What this task involves ::
Each line of the material below that holds the word "questo" needs to be copied.

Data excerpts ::
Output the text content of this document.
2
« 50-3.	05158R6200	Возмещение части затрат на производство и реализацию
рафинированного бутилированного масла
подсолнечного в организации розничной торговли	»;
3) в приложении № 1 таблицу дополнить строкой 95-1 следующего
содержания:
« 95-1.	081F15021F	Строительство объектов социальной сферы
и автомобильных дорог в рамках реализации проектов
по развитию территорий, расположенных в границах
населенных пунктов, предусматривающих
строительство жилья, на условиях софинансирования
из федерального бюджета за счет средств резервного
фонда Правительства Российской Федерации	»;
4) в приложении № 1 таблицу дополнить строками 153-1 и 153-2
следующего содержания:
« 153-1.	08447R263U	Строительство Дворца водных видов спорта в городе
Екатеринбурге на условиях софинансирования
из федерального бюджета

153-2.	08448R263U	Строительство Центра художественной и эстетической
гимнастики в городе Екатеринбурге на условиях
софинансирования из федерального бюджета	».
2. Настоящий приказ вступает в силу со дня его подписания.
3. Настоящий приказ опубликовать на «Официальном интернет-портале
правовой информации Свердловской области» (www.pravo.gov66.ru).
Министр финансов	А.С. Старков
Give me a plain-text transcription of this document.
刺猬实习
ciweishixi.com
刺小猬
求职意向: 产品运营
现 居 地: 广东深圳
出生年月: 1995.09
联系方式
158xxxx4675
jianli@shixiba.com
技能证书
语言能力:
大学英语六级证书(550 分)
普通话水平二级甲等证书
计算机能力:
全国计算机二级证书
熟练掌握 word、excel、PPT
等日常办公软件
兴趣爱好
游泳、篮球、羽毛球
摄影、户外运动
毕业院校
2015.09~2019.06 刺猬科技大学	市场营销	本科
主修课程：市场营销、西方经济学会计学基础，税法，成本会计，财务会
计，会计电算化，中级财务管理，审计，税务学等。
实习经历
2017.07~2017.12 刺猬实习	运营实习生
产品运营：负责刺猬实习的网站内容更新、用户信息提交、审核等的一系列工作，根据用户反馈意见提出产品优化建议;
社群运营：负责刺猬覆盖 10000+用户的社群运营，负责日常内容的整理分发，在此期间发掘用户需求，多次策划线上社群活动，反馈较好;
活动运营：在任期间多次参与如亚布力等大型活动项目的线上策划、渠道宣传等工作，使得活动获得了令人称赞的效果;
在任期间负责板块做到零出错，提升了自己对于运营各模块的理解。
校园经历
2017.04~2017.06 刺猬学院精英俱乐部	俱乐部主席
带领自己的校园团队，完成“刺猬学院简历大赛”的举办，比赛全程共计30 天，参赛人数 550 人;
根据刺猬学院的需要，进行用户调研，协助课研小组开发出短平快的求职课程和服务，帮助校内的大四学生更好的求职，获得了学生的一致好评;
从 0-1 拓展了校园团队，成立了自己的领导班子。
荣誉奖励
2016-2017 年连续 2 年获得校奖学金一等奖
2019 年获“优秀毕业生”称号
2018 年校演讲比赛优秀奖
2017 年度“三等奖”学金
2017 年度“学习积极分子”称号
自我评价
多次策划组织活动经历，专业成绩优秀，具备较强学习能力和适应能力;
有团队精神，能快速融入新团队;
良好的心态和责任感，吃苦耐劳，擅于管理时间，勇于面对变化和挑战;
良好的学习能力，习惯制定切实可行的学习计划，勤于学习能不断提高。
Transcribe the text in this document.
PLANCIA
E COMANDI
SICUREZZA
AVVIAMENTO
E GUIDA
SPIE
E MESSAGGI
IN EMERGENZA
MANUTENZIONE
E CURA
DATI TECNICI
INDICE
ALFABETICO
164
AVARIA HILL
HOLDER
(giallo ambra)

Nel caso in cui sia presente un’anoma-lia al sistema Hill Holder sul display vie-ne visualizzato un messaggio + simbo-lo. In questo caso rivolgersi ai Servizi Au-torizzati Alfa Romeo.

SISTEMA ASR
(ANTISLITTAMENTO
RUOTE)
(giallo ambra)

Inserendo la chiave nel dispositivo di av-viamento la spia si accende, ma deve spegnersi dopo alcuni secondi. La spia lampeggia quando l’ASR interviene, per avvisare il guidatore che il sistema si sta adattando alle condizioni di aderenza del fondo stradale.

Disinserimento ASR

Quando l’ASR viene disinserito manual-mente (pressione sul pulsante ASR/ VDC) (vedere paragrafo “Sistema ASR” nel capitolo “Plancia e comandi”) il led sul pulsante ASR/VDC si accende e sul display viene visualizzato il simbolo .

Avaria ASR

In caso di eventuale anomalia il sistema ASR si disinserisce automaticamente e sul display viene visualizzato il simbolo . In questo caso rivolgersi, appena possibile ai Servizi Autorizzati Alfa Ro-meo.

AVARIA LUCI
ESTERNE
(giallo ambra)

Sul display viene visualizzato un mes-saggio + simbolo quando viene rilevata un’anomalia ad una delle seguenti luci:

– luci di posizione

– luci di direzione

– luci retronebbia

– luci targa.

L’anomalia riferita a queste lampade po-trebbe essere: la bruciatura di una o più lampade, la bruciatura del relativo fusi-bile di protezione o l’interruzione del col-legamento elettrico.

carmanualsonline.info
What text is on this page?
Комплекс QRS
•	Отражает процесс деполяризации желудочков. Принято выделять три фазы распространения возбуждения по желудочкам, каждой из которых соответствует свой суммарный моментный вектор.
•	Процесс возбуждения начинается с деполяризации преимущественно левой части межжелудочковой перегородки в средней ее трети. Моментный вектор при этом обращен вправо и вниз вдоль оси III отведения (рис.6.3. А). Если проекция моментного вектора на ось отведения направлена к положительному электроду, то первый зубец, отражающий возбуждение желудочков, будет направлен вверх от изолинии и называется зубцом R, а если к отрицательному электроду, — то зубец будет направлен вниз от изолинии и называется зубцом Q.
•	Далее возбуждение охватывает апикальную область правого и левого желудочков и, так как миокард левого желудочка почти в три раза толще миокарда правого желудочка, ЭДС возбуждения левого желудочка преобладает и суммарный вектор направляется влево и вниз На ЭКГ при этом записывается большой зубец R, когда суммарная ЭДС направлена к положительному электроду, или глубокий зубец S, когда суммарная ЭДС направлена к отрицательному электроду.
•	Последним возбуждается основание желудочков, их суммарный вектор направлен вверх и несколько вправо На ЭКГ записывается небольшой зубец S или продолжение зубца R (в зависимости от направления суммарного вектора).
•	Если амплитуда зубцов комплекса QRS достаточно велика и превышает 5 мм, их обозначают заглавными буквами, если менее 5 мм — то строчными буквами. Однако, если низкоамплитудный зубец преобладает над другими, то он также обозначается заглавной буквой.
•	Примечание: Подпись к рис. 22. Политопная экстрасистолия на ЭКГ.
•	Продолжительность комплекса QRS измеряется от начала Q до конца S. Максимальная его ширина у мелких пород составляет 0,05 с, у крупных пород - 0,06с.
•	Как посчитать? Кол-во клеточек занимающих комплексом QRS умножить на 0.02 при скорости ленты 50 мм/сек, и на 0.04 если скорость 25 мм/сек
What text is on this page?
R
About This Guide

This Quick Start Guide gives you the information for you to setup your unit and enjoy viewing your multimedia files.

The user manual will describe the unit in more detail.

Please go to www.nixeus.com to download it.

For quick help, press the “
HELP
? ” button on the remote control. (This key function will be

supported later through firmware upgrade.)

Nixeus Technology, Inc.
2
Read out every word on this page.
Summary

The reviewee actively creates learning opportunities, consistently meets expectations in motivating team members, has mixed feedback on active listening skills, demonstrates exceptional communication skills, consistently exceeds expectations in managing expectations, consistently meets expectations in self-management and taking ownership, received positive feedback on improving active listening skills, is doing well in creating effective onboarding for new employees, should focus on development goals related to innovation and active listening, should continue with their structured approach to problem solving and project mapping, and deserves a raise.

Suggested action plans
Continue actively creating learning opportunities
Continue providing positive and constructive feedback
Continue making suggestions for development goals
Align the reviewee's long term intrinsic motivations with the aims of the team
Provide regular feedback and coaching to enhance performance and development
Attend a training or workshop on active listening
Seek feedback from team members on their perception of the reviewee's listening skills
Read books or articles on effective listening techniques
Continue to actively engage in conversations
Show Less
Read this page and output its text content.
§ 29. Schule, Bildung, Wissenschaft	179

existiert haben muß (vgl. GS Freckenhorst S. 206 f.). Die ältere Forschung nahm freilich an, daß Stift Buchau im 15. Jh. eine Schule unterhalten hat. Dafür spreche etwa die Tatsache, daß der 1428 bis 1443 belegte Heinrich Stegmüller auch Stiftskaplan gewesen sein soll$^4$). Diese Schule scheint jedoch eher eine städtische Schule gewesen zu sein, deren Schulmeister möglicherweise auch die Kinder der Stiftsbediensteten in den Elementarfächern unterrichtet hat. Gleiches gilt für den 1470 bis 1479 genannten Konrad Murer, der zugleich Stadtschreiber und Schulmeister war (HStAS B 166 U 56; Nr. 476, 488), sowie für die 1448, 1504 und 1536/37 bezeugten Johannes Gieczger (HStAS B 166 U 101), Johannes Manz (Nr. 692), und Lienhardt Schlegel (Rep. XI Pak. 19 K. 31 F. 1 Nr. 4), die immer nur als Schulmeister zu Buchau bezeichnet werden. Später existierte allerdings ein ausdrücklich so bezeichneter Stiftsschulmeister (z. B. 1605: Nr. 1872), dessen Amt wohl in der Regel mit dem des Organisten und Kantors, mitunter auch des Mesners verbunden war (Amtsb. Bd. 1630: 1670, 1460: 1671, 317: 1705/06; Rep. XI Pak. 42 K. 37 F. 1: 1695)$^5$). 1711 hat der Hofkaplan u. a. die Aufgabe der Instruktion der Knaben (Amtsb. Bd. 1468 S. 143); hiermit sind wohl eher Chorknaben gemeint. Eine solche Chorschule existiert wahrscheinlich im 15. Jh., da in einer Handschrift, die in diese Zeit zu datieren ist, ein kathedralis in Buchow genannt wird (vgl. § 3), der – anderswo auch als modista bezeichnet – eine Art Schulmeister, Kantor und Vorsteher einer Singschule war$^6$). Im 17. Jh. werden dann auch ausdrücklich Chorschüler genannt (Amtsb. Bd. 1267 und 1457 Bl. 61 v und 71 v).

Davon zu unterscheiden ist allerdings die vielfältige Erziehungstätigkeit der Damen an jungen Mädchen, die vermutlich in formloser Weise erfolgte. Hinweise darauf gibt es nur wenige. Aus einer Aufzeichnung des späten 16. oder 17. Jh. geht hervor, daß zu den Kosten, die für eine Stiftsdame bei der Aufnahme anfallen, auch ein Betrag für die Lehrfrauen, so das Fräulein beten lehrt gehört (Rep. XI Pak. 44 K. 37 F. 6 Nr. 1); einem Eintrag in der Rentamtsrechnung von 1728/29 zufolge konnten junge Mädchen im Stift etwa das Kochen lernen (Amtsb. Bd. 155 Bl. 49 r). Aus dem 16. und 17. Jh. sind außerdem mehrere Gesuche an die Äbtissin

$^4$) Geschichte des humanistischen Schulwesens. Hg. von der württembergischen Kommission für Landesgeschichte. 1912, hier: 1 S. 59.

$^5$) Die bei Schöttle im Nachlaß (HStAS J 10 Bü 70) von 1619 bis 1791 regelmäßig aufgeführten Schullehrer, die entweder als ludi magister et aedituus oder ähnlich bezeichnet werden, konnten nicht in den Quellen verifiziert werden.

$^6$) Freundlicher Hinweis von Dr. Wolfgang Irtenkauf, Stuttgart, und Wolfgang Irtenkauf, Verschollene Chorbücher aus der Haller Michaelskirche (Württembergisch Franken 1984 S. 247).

Result ::
Nel caso in cui sia presente un’anoma-lia al sistema Hill Holder sul display vie-ne visualizzato un messaggio + simbo-lo. In questo caso rivolgersi ai Servizi Au-torizzati Alfa Romeo.
In caso di eventuale anomalia il sistema ASR si disinserisce automaticamente e sul display viene visualizzato il simbolo . In questo caso rivolgersi, appena possibile ai Servizi Autorizzati Alfa Ro-meo.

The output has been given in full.